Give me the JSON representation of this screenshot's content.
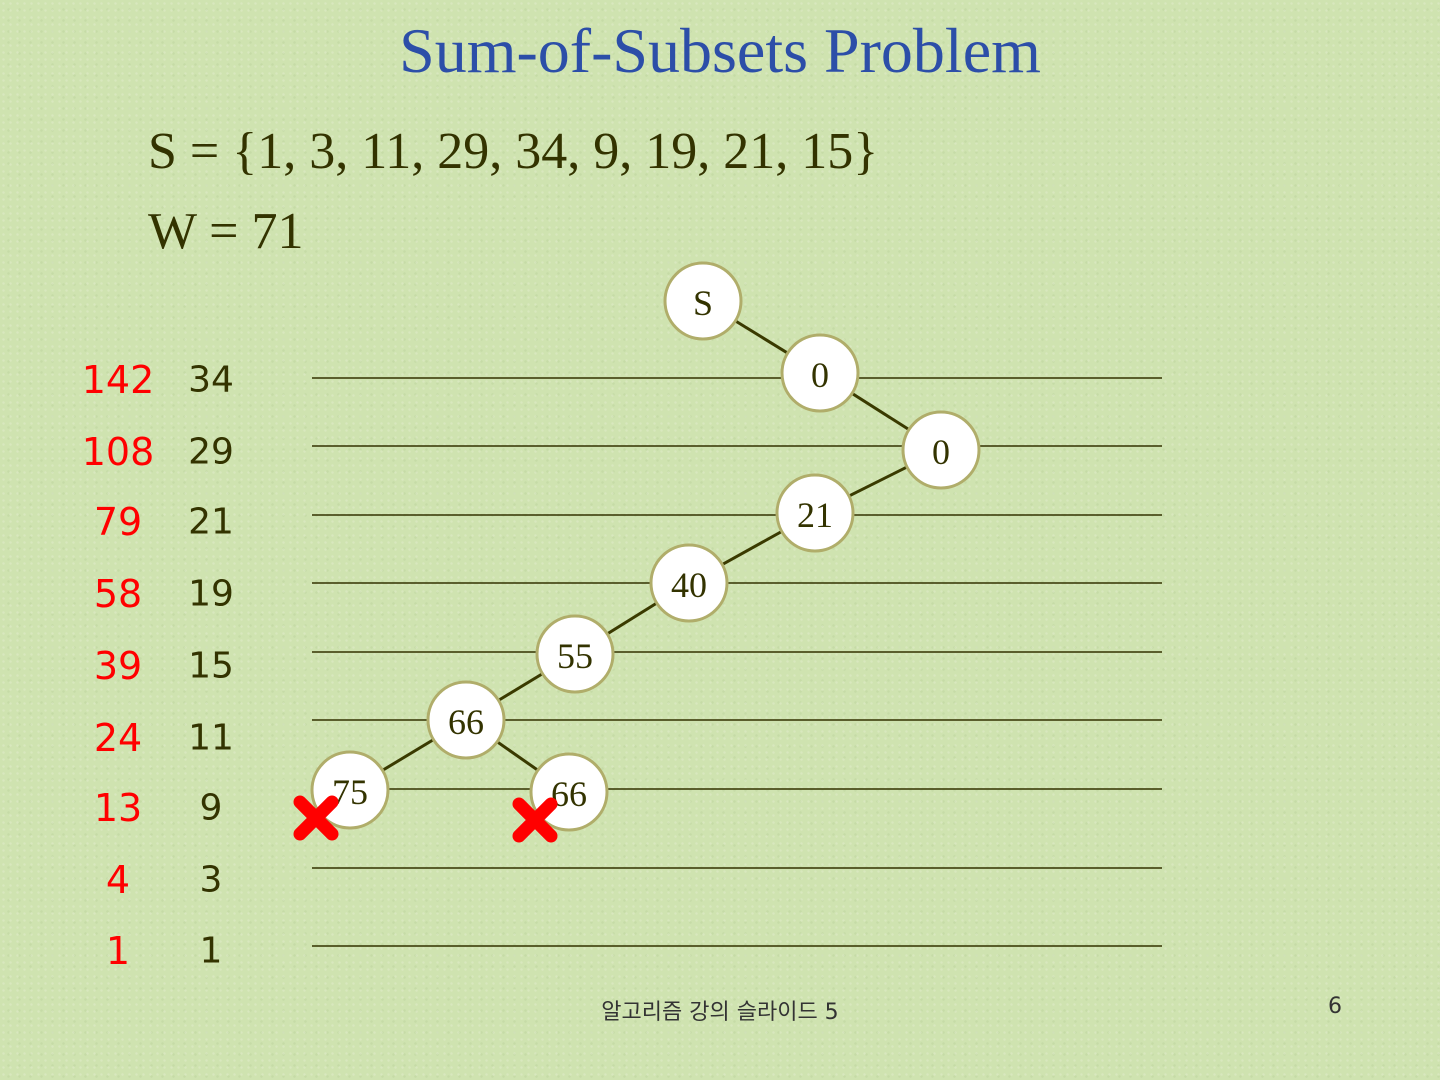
{
  "slide": {
    "title": "Sum-of-Subsets Problem",
    "set_line": "S = {1, 3, 11, 29, 34, 9, 19, 21, 15}",
    "w_line": "W = 71",
    "footer": "알고리즘 강의 슬라이드 5",
    "page_number": "6"
  },
  "levels": [
    {
      "cumulative": "142",
      "weight": "34"
    },
    {
      "cumulative": "108",
      "weight": "29"
    },
    {
      "cumulative": "79",
      "weight": "21"
    },
    {
      "cumulative": "58",
      "weight": "19"
    },
    {
      "cumulative": "39",
      "weight": "15"
    },
    {
      "cumulative": "24",
      "weight": "11"
    },
    {
      "cumulative": "13",
      "weight": "9"
    },
    {
      "cumulative": "4",
      "weight": "3"
    },
    {
      "cumulative": "1",
      "weight": "1"
    }
  ],
  "tree": {
    "nodes": [
      {
        "id": "root",
        "label": "S"
      },
      {
        "id": "n1",
        "label": "0"
      },
      {
        "id": "n2",
        "label": "0"
      },
      {
        "id": "n3",
        "label": "21"
      },
      {
        "id": "n4",
        "label": "40"
      },
      {
        "id": "n5",
        "label": "55"
      },
      {
        "id": "n6",
        "label": "66"
      },
      {
        "id": "n7",
        "label": "75",
        "pruned": true
      },
      {
        "id": "n8",
        "label": "66",
        "pruned": true
      }
    ],
    "edges": [
      [
        "root",
        "n1"
      ],
      [
        "n1",
        "n2"
      ],
      [
        "n2",
        "n3"
      ],
      [
        "n3",
        "n4"
      ],
      [
        "n4",
        "n5"
      ],
      [
        "n5",
        "n6"
      ],
      [
        "n6",
        "n7"
      ],
      [
        "n6",
        "n8"
      ]
    ]
  },
  "colors": {
    "title": "#2c4ea8",
    "text": "#333300",
    "cumulative": "#ff0000",
    "weight": "#333300",
    "rule": "#333300",
    "edge": "#3a3a00",
    "node_fill": "#ffffff",
    "node_stroke": "#b0ad6a",
    "prune_mark": "#ff0000"
  }
}
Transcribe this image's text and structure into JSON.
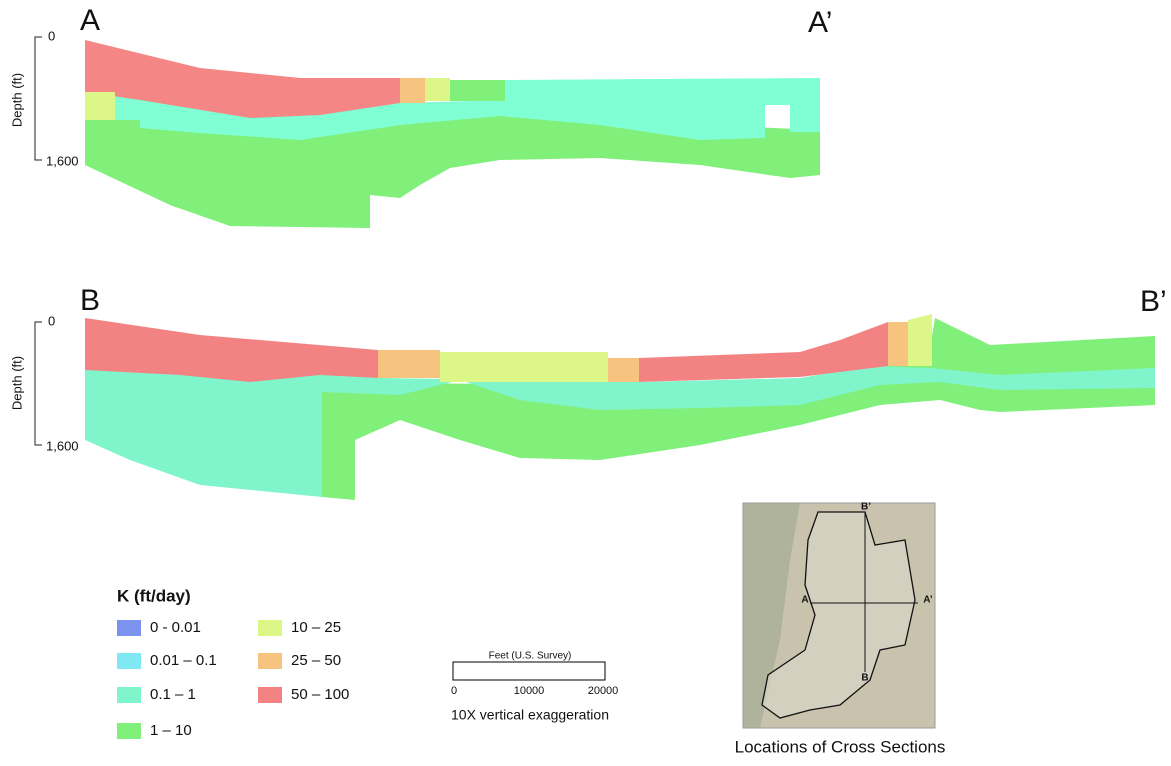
{
  "sections": [
    {
      "label_left": "A",
      "label_right": "A’",
      "axis_title": "Depth (ft)",
      "ticks": [
        "0",
        "1,600"
      ]
    },
    {
      "label_left": "B",
      "label_right": "B’",
      "axis_title": "Depth (ft)",
      "ticks": [
        "0",
        "1,600"
      ]
    }
  ],
  "legend": {
    "title": "K (ft/day)",
    "items": [
      {
        "label": "0 - 0.01",
        "color": "#7b93ee"
      },
      {
        "label": "0.01 – 0.1",
        "color": "#80e8f2"
      },
      {
        "label": "0.1 – 1",
        "color": "#80f5cc"
      },
      {
        "label": "1 – 10",
        "color": "#80f07a"
      },
      {
        "label": "10 – 25",
        "color": "#dcf788"
      },
      {
        "label": "25 – 50",
        "color": "#f6c47e"
      },
      {
        "label": "50 – 100",
        "color": "#f38383"
      }
    ]
  },
  "scale_bar": {
    "title": "Feet (U.S. Survey)",
    "ticks": [
      "0",
      "10000",
      "20000"
    ],
    "note": "10X vertical exaggeration"
  },
  "map": {
    "labels": [
      "A",
      "A’",
      "B",
      "B’"
    ],
    "caption": "Locations of Cross Sections"
  }
}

Given request: List each line of the entries that holds the string "weight".

Exercise solution:
      "weight": "34"
      "weight": "29"
      "weight": "21"
      "weight": "19"
      "weight": "15"
      "weight": "11"
      "weight": "9"
      "weight": "3"
      "weight": "1"
    "weight": "#333300",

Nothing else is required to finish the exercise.